--- Page extract ---
Sunday, July 18, 2004

damned hearts

have you been on friendster lately???
 
if you have... have you seen those heart things that people put in their testi(cles)? oh i dunno ones that look like this:
____##########*________________________ __*##############______________________ __################_____________________ _##################_________**##*______ __##################_____*##########___ __##################___*#############__ ___#################*_###############*_ ____#############take#care#############*_ ______###############################__ _______#############################=__ ________=##########################____ __________########################_____ ___________*####################=______ ____________*##################________ _____________*###############__________ _______________#############___________ ________________##########_____________ ________________=#######*______________ _________________######________________ __________________####_________________ __________________###__________________
 
well if you do then pls pls do me this kind favour....
---
**Prompt**: Continue the blog post about Friendster hearts from its last line.
--- Collected material ---
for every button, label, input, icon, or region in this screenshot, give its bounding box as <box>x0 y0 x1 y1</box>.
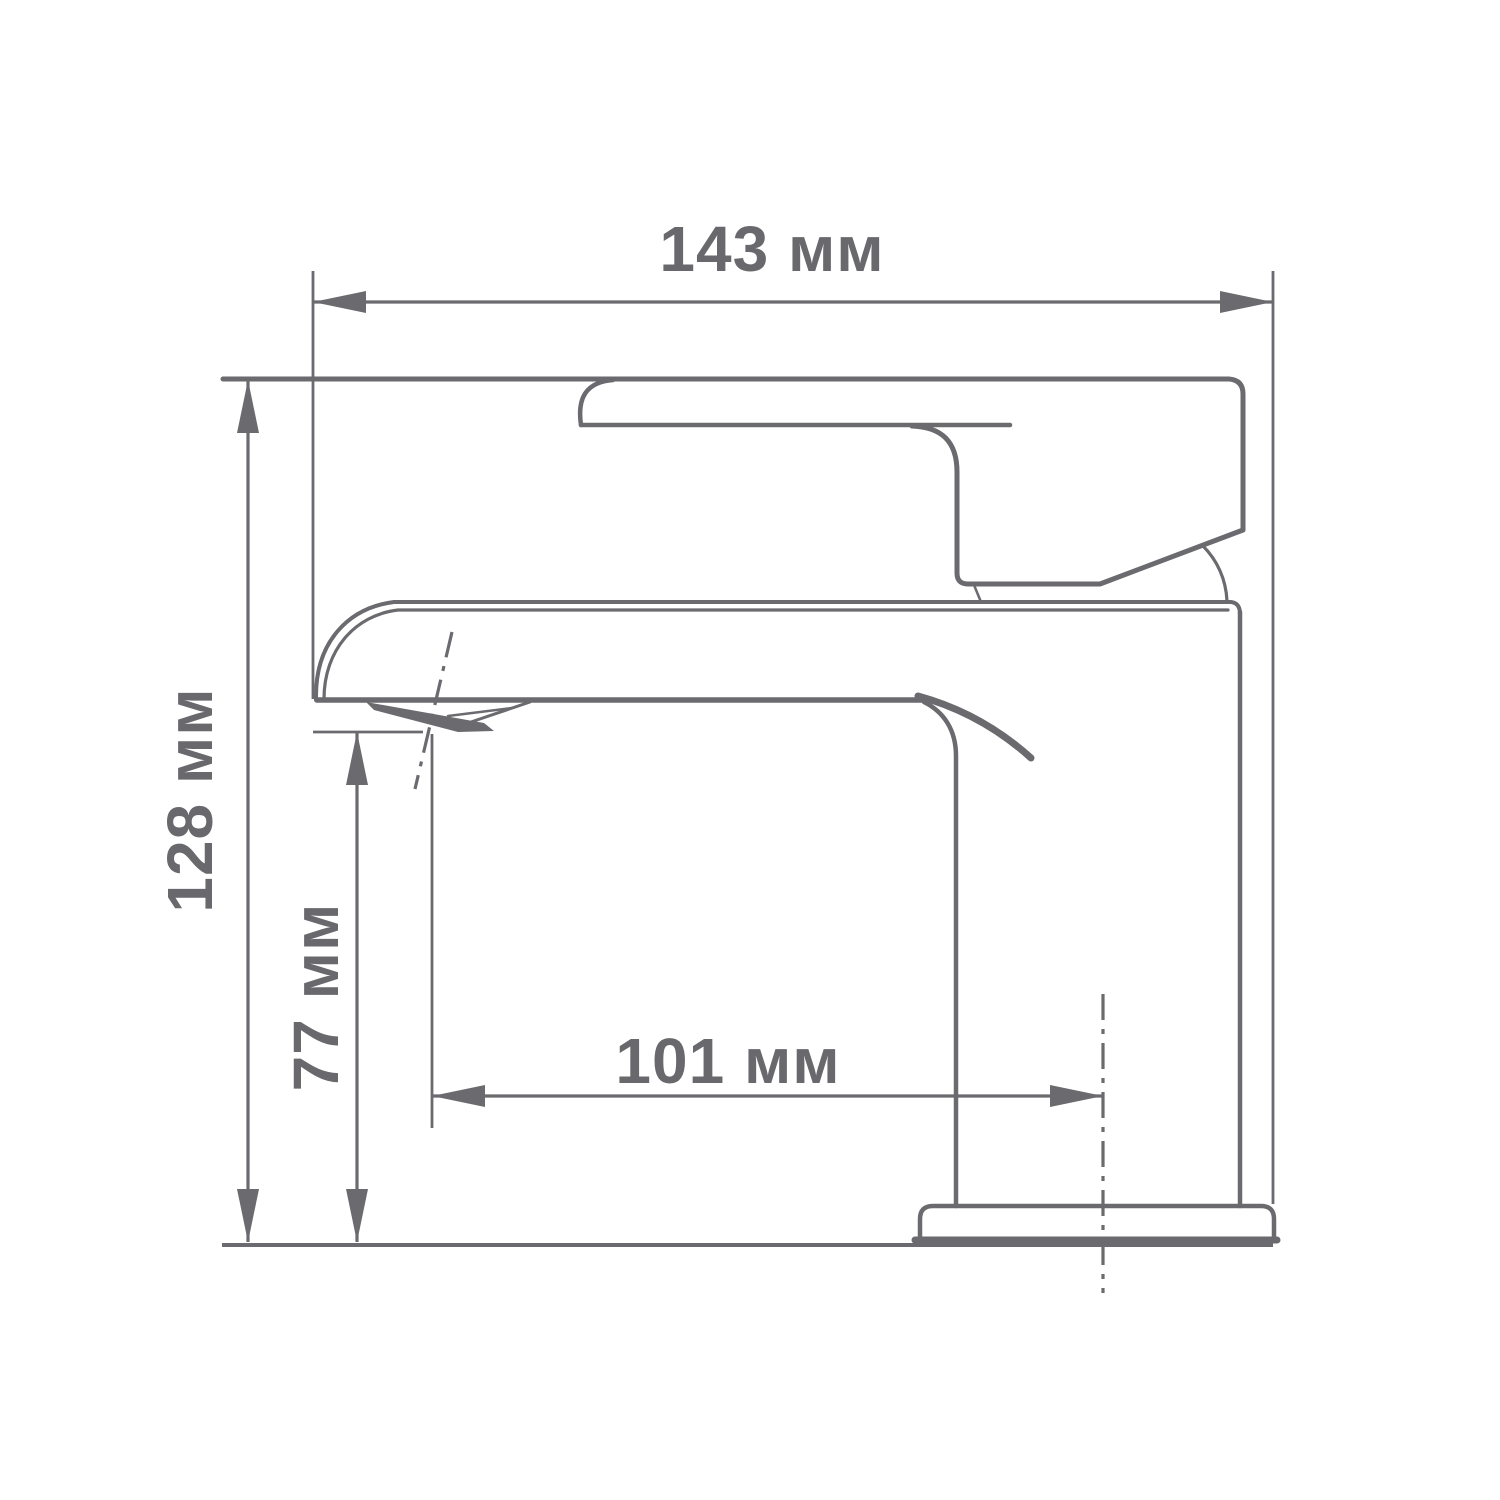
---
**Task answer**:
 
GO FIND THE PERSON WHO GAVE THE TESTI(CLE) AND SHOUT REALLY LOUD AT THEM. THEN DANCE LIKE A SILLY MONKEY ON ECSTASY... OR SUMTHING..
 
i dunno i just don't like em. plus a testi(cle) is from the heart (heh thats why i never type to many testi(cles) hahaha) and that is just plain lazy too go find the heart and cut and paste. and pls don't tell me they go and type in the heart themselves. no one is that bored. sheesh.
 
don't give me one. not that anyone is gonna give me a heart. i'm just saying.
 
wait i noe wat ur thinking. "he' s jealous coz he never get a heart" oh puh leez... i rather you give me a ginger root than give me a heart. serious. or a seed of some kind.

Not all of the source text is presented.